>> BEGIN Data supplied
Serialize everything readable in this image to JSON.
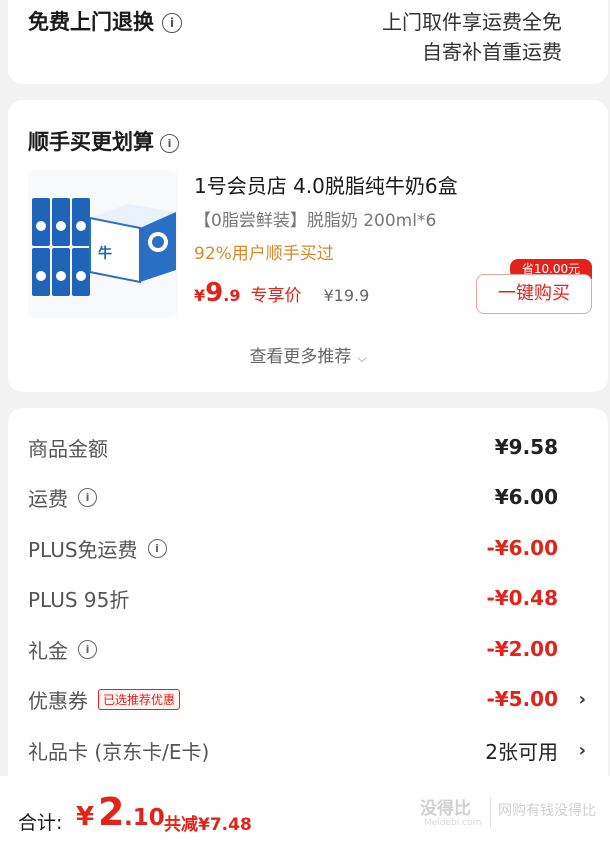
{
  "return_service": {
    "title": "免费上门退换",
    "desc_line1": "上门取件享运费全免",
    "desc_line2": "自寄补首重运费"
  },
  "addon": {
    "title": "顺手买更划算",
    "product": {
      "name": "1号会员店 4.0脱脂纯牛奶6盒",
      "spec": "【0脂尝鲜装】脱脂奶 200ml*6",
      "buyers": "92%用户顺手买过",
      "price_currency": "¥",
      "price_int": "9",
      "price_dec": ".9",
      "price_tag": "专享价",
      "orig_price": "¥19.9",
      "save_badge": "省10.00元",
      "buy_label": "一键购买"
    },
    "see_more": "查看更多推荐"
  },
  "summary": {
    "rows": [
      {
        "label": "商品金额",
        "value": "¥9.58"
      },
      {
        "label": "运费",
        "value": "¥6.00"
      },
      {
        "label": "PLUS免运费",
        "value": "-¥6.00"
      },
      {
        "label": "PLUS 95折",
        "value": "-¥0.48"
      },
      {
        "label": "礼金",
        "value": "-¥2.00"
      },
      {
        "label": "优惠券",
        "badge": "已选推荐优惠",
        "value": "-¥5.00"
      },
      {
        "label": "礼品卡 (京东卡/E卡)",
        "value": "2张可用"
      }
    ]
  },
  "bottom": {
    "total_label": "合计:",
    "total_currency": "¥",
    "total_int": "2",
    "total_dec": ".10",
    "total_discount": "共减¥7.48"
  },
  "watermark": {
    "logo": "没得比",
    "sub": "Meidebi.com",
    "slogan": "网购有钱没得比"
  },
  "colors": {
    "accent": "#e2231a",
    "orange": "#d9892a",
    "background": "#f2f2f2"
  }
}
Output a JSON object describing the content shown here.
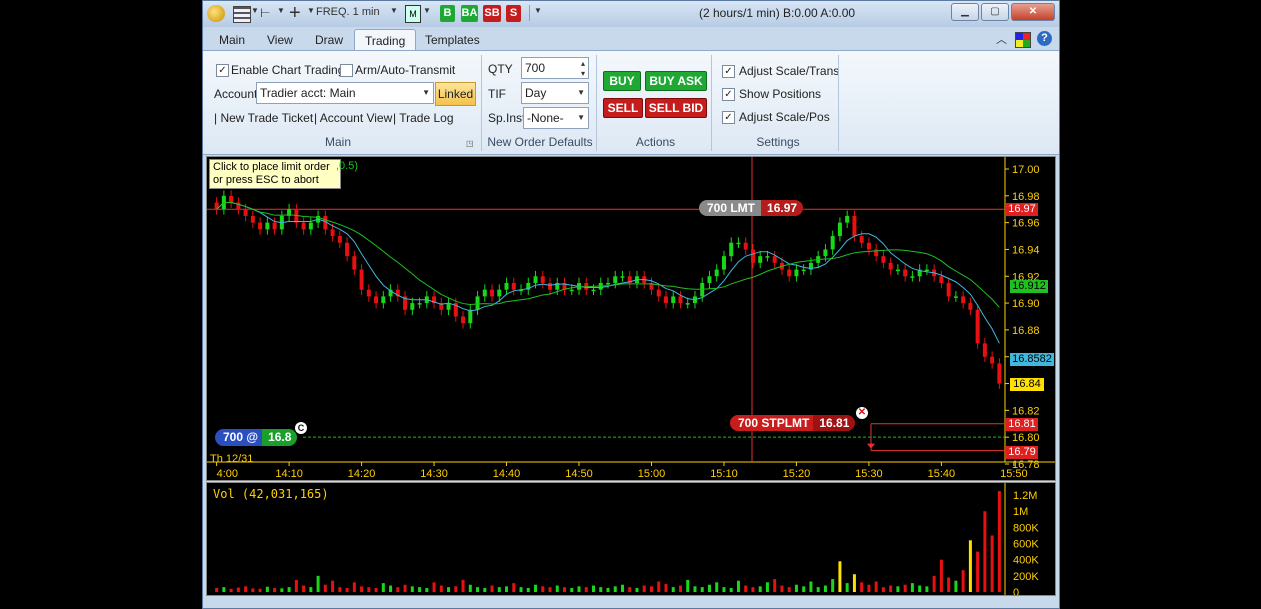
{
  "toolbar": {
    "buttons": [
      "B",
      "BA",
      "SB",
      "S"
    ],
    "freq_label": "FREQ. 1 min"
  },
  "title": "(2 hours/1 min) B:0.00 A:0.00",
  "tabs": [
    "Main",
    "View",
    "Draw",
    "Trading",
    "Templates"
  ],
  "main_group": {
    "enable_chart_trading": "Enable Chart Trading",
    "arm_auto_transmit": "Arm/Auto-Transmit",
    "account_label": "Account",
    "account_value": "Tradier acct: Main",
    "linked_button": "Linked",
    "links": [
      "| New Trade Ticket",
      "| Account View",
      "| Trade Log"
    ],
    "label": "Main"
  },
  "order_defaults": {
    "qty_label": "QTY",
    "qty_value": "700",
    "tif_label": "TIF",
    "tif_value": "Day",
    "spinst_label": "Sp.Inst",
    "spinst_value": "-None-",
    "label": "New Order Defaults"
  },
  "actions": {
    "buy": "BUY",
    "buy_ask": "BUY ASK",
    "sell": "SELL",
    "sell_bid": "SELL BID",
    "label": "Actions"
  },
  "settings": {
    "adjust_scale_trans": "Adjust Scale/Trans",
    "show_positions": "Show Positions",
    "adjust_scale_pos": "Adjust Scale/Pos",
    "label": "Settings"
  },
  "chart": {
    "tooltip_line1": "Click to place limit order",
    "tooltip_line2": "or press ESC to abort",
    "indicator_fragment": ",0.5)",
    "date_label": "Th 12/31",
    "lmt_order_label": "700  LMT",
    "lmt_order_price": "16.97",
    "stplmt_order_label": "700  STPLMT",
    "stplmt_order_price": "16.81",
    "position_qty": "700 @",
    "position_price": "16.8",
    "position_marker": "C",
    "price_tags": {
      "lmt": "16.97",
      "ma": "16.912",
      "ma2": "16.8582",
      "last": "16.84",
      "stp": "16.81",
      "lim": "16.79"
    },
    "volume_label": "Vol (42,031,165)",
    "colors": {
      "up": "#18d818",
      "down": "#e81010",
      "ma_green": "#20c020",
      "ma_cyan": "#3fb8e0",
      "order_line": "#e83030",
      "position_line": "#18c018",
      "axis": "#ffd000"
    }
  },
  "chart_data": {
    "type": "candlestick",
    "x_ticks": [
      "4:00",
      "14:10",
      "14:20",
      "14:30",
      "14:40",
      "14:50",
      "15:00",
      "15:10",
      "15:20",
      "15:30",
      "15:40",
      "15:50"
    ],
    "y_ticks": [
      "17.00",
      "16.98",
      "16.96",
      "16.94",
      "16.92",
      "16.90",
      "16.88",
      "16.86",
      "16.84",
      "16.82",
      "16.80",
      "16.78"
    ],
    "y_range": [
      16.78,
      17.0
    ],
    "volume_ticks": [
      "1.2M",
      "1M",
      "800K",
      "600K",
      "400K",
      "200K",
      "0"
    ],
    "volume_range": [
      0,
      1300000
    ],
    "closes": [
      16.97,
      16.98,
      16.975,
      16.97,
      16.965,
      16.96,
      16.955,
      16.96,
      16.955,
      16.965,
      16.97,
      16.96,
      16.955,
      16.96,
      16.965,
      16.955,
      16.95,
      16.945,
      16.935,
      16.925,
      16.91,
      16.905,
      16.9,
      16.905,
      16.91,
      16.905,
      16.895,
      16.9,
      16.9,
      16.905,
      16.9,
      16.895,
      16.9,
      16.89,
      16.885,
      16.895,
      16.905,
      16.91,
      16.905,
      16.91,
      16.915,
      16.91,
      16.91,
      16.915,
      16.92,
      16.915,
      16.91,
      16.915,
      16.91,
      16.91,
      16.915,
      16.91,
      16.91,
      16.915,
      16.915,
      16.92,
      16.92,
      16.915,
      16.92,
      16.915,
      16.91,
      16.905,
      16.9,
      16.905,
      16.9,
      16.9,
      16.905,
      16.915,
      16.92,
      16.925,
      16.935,
      16.945,
      16.945,
      16.94,
      16.93,
      16.935,
      16.935,
      16.93,
      16.925,
      16.92,
      16.925,
      16.925,
      16.93,
      16.935,
      16.94,
      16.95,
      16.96,
      16.965,
      16.95,
      16.945,
      16.94,
      16.935,
      16.93,
      16.925,
      16.925,
      16.92,
      16.92,
      16.925,
      16.925,
      16.92,
      16.915,
      16.905,
      16.905,
      16.9,
      16.895,
      16.87,
      16.86,
      16.855,
      16.84
    ],
    "volumes": [
      50,
      60,
      40,
      55,
      70,
      45,
      40,
      65,
      50,
      45,
      60,
      150,
      80,
      60,
      200,
      90,
      140,
      60,
      50,
      120,
      70,
      60,
      50,
      110,
      80,
      60,
      90,
      70,
      60,
      50,
      120,
      80,
      60,
      70,
      150,
      90,
      60,
      50,
      80,
      60,
      70,
      110,
      60,
      50,
      90,
      70,
      60,
      80,
      60,
      50,
      70,
      60,
      80,
      60,
      50,
      70,
      90,
      60,
      50,
      80,
      70,
      130,
      100,
      60,
      80,
      150,
      70,
      60,
      90,
      120,
      60,
      50,
      140,
      80,
      60,
      70,
      120,
      160,
      80,
      60,
      90,
      70,
      130,
      60,
      80,
      160,
      380,
      110,
      220,
      120,
      90,
      130,
      60,
      80,
      70,
      90,
      110,
      80,
      70,
      200,
      400,
      180,
      140,
      270,
      640,
      500,
      1000,
      700,
      1250
    ]
  }
}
>> END Data supplied
§ **What is being asked**
Copy out each record shown above without alteration, skipping any picture.

§ **Solution for this problem**
Serialize everything readable in this image to JSON.
{
  "return_service": {
    "title": "免费上门退换",
    "desc_line1": "上门取件享运费全免",
    "desc_line2": "自寄补首重运费"
  },
  "addon": {
    "title": "顺手买更划算",
    "product": {
      "name": "1号会员店 4.0脱脂纯牛奶6盒",
      "spec": "【0脂尝鲜装】脱脂奶 200ml*6",
      "buyers": "92%用户顺手买过",
      "price_currency": "¥",
      "price_int": "9",
      "price_dec": ".9",
      "price_tag": "专享价",
      "orig_price": "¥19.9",
      "save_badge": "省10.00元",
      "buy_label": "一键购买"
    },
    "see_more": "查看更多推荐"
  },
  "summary": {
    "rows": [
      {
        "label": "商品金额",
        "value": "¥9.58"
      },
      {
        "label": "运费",
        "value": "¥6.00"
      },
      {
        "label": "PLUS免运费",
        "value": "-¥6.00"
      },
      {
        "label": "PLUS 95折",
        "value": "-¥0.48"
      },
      {
        "label": "礼金",
        "value": "-¥2.00"
      },
      {
        "label": "优惠券",
        "badge": "已选推荐优惠",
        "value": "-¥5.00"
      },
      {
        "label": "礼品卡 (京东卡/E卡)",
        "value": "2张可用"
      }
    ]
  },
  "bottom": {
    "total_label": "合计:",
    "total_currency": "¥",
    "total_int": "2",
    "total_dec": ".10",
    "total_discount": "共减¥7.48"
  },
  "watermark": {
    "logo": "没得比",
    "sub": "Meidebi.com",
    "slogan": "网购有钱没得比"
  },
  "colors": {
    "accent": "#e2231a",
    "orange": "#d9892a",
    "background": "#f2f2f2"
  }
}
Output a JSON object describing the content shown here.
{
  "toolbar": {
    "buttons": [
      "B",
      "BA",
      "SB",
      "S"
    ],
    "freq_label": "FREQ. 1 min"
  },
  "title": "(2 hours/1 min) B:0.00 A:0.00",
  "tabs": [
    "Main",
    "View",
    "Draw",
    "Trading",
    "Templates"
  ],
  "main_group": {
    "enable_chart_trading": "Enable Chart Trading",
    "arm_auto_transmit": "Arm/Auto-Transmit",
    "account_label": "Account",
    "account_value": "Tradier acct: Main",
    "linked_button": "Linked",
    "links": [
      "| New Trade Ticket",
      "| Account View",
      "| Trade Log"
    ],
    "label": "Main"
  },
  "order_defaults": {
    "qty_label": "QTY",
    "qty_value": "700",
    "tif_label": "TIF",
    "tif_value": "Day",
    "spinst_label": "Sp.Inst",
    "spinst_value": "-None-",
    "label": "New Order Defaults"
  },
  "actions": {
    "buy": "BUY",
    "buy_ask": "BUY ASK",
    "sell": "SELL",
    "sell_bid": "SELL BID",
    "label": "Actions"
  },
  "settings": {
    "adjust_scale_trans": "Adjust Scale/Trans",
    "show_positions": "Show Positions",
    "adjust_scale_pos": "Adjust Scale/Pos",
    "label": "Settings"
  },
  "chart": {
    "tooltip_line1": "Click to place limit order",
    "tooltip_line2": "or press ESC to abort",
    "indicator_fragment": ",0.5)",
    "date_label": "Th 12/31",
    "lmt_order_label": "700  LMT",
    "lmt_order_price": "16.97",
    "stplmt_order_label": "700  STPLMT",
    "stplmt_order_price": "16.81",
    "position_qty": "700 @",
    "position_price": "16.8",
    "position_marker": "C",
    "price_tags": {
      "lmt": "16.97",
      "ma": "16.912",
      "ma2": "16.8582",
      "last": "16.84",
      "stp": "16.81",
      "lim": "16.79"
    },
    "volume_label": "Vol (42,031,165)",
    "colors": {
      "up": "#18d818",
      "down": "#e81010",
      "ma_green": "#20c020",
      "ma_cyan": "#3fb8e0",
      "order_line": "#e83030",
      "position_line": "#18c018",
      "axis": "#ffd000"
    }
  },
  "chart_data": {
    "type": "candlestick",
    "x_ticks": [
      "4:00",
      "14:10",
      "14:20",
      "14:30",
      "14:40",
      "14:50",
      "15:00",
      "15:10",
      "15:20",
      "15:30",
      "15:40",
      "15:50"
    ],
    "y_ticks": [
      "17.00",
      "16.98",
      "16.96",
      "16.94",
      "16.92",
      "16.90",
      "16.88",
      "16.86",
      "16.84",
      "16.82",
      "16.80",
      "16.78"
    ],
    "y_range": [
      16.78,
      17.0
    ],
    "volume_ticks": [
      "1.2M",
      "1M",
      "800K",
      "600K",
      "400K",
      "200K",
      "0"
    ],
    "volume_range": [
      0,
      1300000
    ],
    "closes": [
      16.97,
      16.98,
      16.975,
      16.97,
      16.965,
      16.96,
      16.955,
      16.96,
      16.955,
      16.965,
      16.97,
      16.96,
      16.955,
      16.96,
      16.965,
      16.955,
      16.95,
      16.945,
      16.935,
      16.925,
      16.91,
      16.905,
      16.9,
      16.905,
      16.91,
      16.905,
      16.895,
      16.9,
      16.9,
      16.905,
      16.9,
      16.895,
      16.9,
      16.89,
      16.885,
      16.895,
      16.905,
      16.91,
      16.905,
      16.91,
      16.915,
      16.91,
      16.91,
      16.915,
      16.92,
      16.915,
      16.91,
      16.915,
      16.91,
      16.91,
      16.915,
      16.91,
      16.91,
      16.915,
      16.915,
      16.92,
      16.92,
      16.915,
      16.92,
      16.915,
      16.91,
      16.905,
      16.9,
      16.905,
      16.9,
      16.9,
      16.905,
      16.915,
      16.92,
      16.925,
      16.935,
      16.945,
      16.945,
      16.94,
      16.93,
      16.935,
      16.935,
      16.93,
      16.925,
      16.92,
      16.925,
      16.925,
      16.93,
      16.935,
      16.94,
      16.95,
      16.96,
      16.965,
      16.95,
      16.945,
      16.94,
      16.935,
      16.93,
      16.925,
      16.925,
      16.92,
      16.92,
      16.925,
      16.925,
      16.92,
      16.915,
      16.905,
      16.905,
      16.9,
      16.895,
      16.87,
      16.86,
      16.855,
      16.84
    ],
    "volumes": [
      50,
      60,
      40,
      55,
      70,
      45,
      40,
      65,
      50,
      45,
      60,
      150,
      80,
      60,
      200,
      90,
      140,
      60,
      50,
      120,
      70,
      60,
      50,
      110,
      80,
      60,
      90,
      70,
      60,
      50,
      120,
      80,
      60,
      70,
      150,
      90,
      60,
      50,
      80,
      60,
      70,
      110,
      60,
      50,
      90,
      70,
      60,
      80,
      60,
      50,
      70,
      60,
      80,
      60,
      50,
      70,
      90,
      60,
      50,
      80,
      70,
      130,
      100,
      60,
      80,
      150,
      70,
      60,
      90,
      120,
      60,
      50,
      140,
      80,
      60,
      70,
      120,
      160,
      80,
      60,
      90,
      70,
      130,
      60,
      80,
      160,
      380,
      110,
      220,
      120,
      90,
      130,
      60,
      80,
      70,
      90,
      110,
      80,
      70,
      200,
      400,
      180,
      140,
      270,
      640,
      500,
      1000,
      700,
      1250
    ]
  }
}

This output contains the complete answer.